───── EXCERPTED DATA ─────

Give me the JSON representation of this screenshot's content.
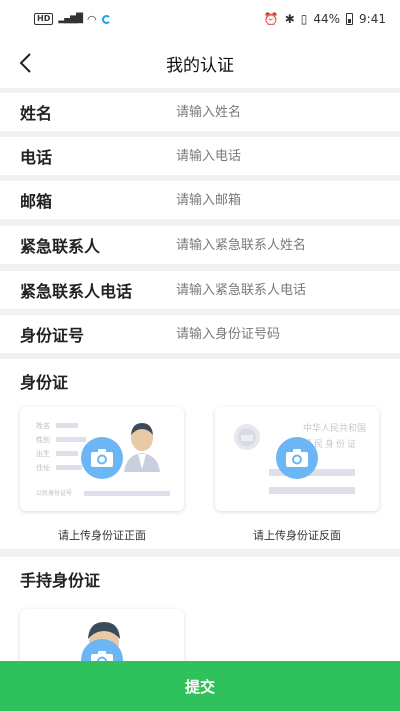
{
  "status_bar": {
    "hd": "HD",
    "network": "4G",
    "battery": "44%",
    "time": "9:41"
  },
  "nav": {
    "title": "我的认证",
    "back_icon": "chevron-left-icon"
  },
  "form": {
    "fields": [
      {
        "label": "姓名",
        "placeholder": "请输入姓名"
      },
      {
        "label": "电话",
        "placeholder": "请输入电话"
      },
      {
        "label": "邮箱",
        "placeholder": "请输入邮箱"
      },
      {
        "label": "紧急联系人",
        "placeholder": "请输入紧急联系人姓名"
      },
      {
        "label": "紧急联系人电话",
        "placeholder": "请输入紧急联系人电话"
      },
      {
        "label": "身份证号",
        "placeholder": "请输入身份证号码"
      }
    ]
  },
  "id_section": {
    "title": "身份证",
    "front": {
      "caption": "请上传身份证正面",
      "sample_labels": [
        "姓名",
        "性别",
        "出生",
        "住址",
        "公民身份证号"
      ]
    },
    "back": {
      "caption": "请上传身份证反面",
      "sample_title_1": "中华人民共和国",
      "sample_title_2": "居民身份证"
    }
  },
  "handheld_section": {
    "title": "手持身份证"
  },
  "submit_label": "提交",
  "colors": {
    "accent": "#2fc15c",
    "camera": "#6cb6f5",
    "background": "#f1f1f1"
  }
}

─────

WHAT IS REQUIRED: Wherever the word "placeholder" occurs in a line of the listing, copy that line.

ANSWER TO THIS PROBLEM:
        "placeholder": "请输入姓名"
        "placeholder": "请输入电话"
        "placeholder": "请输入邮箱"
        "placeholder": "请输入紧急联系人姓名"
        "placeholder": "请输入紧急联系人电话"
        "placeholder": "请输入身份证号码"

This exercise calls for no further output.